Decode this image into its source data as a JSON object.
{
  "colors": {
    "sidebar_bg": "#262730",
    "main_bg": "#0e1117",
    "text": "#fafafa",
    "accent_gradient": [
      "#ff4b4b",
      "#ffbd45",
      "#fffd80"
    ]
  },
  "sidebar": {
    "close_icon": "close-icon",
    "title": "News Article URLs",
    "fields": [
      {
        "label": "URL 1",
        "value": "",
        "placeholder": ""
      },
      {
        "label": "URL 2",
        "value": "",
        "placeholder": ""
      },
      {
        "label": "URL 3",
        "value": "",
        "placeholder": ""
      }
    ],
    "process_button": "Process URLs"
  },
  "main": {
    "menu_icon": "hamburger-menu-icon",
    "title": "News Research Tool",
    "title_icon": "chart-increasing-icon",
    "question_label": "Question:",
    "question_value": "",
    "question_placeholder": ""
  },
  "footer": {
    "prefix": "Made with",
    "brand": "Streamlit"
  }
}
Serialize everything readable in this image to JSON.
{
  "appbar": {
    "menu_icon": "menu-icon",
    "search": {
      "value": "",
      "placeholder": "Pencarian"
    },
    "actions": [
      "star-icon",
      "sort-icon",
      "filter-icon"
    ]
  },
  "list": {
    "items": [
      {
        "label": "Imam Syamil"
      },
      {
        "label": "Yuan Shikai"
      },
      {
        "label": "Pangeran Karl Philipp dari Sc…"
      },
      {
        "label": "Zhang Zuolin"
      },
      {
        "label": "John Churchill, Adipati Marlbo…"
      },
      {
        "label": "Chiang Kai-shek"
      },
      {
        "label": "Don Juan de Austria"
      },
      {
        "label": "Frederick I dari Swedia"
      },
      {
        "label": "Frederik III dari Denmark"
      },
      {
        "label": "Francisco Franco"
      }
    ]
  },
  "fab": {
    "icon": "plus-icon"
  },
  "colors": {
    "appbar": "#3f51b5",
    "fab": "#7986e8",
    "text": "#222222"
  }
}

▸ Aim of the task
Reproduce each entry exactly, leaving out nothing.

▸ The completed task
Decode this image into its source data as a JSON object.
{
  "colors": {
    "sidebar_bg": "#262730",
    "main_bg": "#0e1117",
    "text": "#fafafa",
    "accent_gradient": [
      "#ff4b4b",
      "#ffbd45",
      "#fffd80"
    ]
  },
  "sidebar": {
    "close_icon": "close-icon",
    "title": "News Article URLs",
    "fields": [
      {
        "label": "URL 1",
        "value": "",
        "placeholder": ""
      },
      {
        "label": "URL 2",
        "value": "",
        "placeholder": ""
      },
      {
        "label": "URL 3",
        "value": "",
        "placeholder": ""
      }
    ],
    "process_button": "Process URLs"
  },
  "main": {
    "menu_icon": "hamburger-menu-icon",
    "title": "News Research Tool",
    "title_icon": "chart-increasing-icon",
    "question_label": "Question:",
    "question_value": "",
    "question_placeholder": ""
  },
  "footer": {
    "prefix": "Made with",
    "brand": "Streamlit"
  }
}
Serialize everything readable in this image to JSON.
{
  "appbar": {
    "menu_icon": "menu-icon",
    "search": {
      "value": "",
      "placeholder": "Pencarian"
    },
    "actions": [
      "star-icon",
      "sort-icon",
      "filter-icon"
    ]
  },
  "list": {
    "items": [
      {
        "label": "Imam Syamil"
      },
      {
        "label": "Yuan Shikai"
      },
      {
        "label": "Pangeran Karl Philipp dari Sc…"
      },
      {
        "label": "Zhang Zuolin"
      },
      {
        "label": "John Churchill, Adipati Marlbo…"
      },
      {
        "label": "Chiang Kai-shek"
      },
      {
        "label": "Don Juan de Austria"
      },
      {
        "label": "Frederick I dari Swedia"
      },
      {
        "label": "Frederik III dari Denmark"
      },
      {
        "label": "Francisco Franco"
      }
    ]
  },
  "fab": {
    "icon": "plus-icon"
  },
  "colors": {
    "appbar": "#3f51b5",
    "fab": "#7986e8",
    "text": "#222222"
  }
}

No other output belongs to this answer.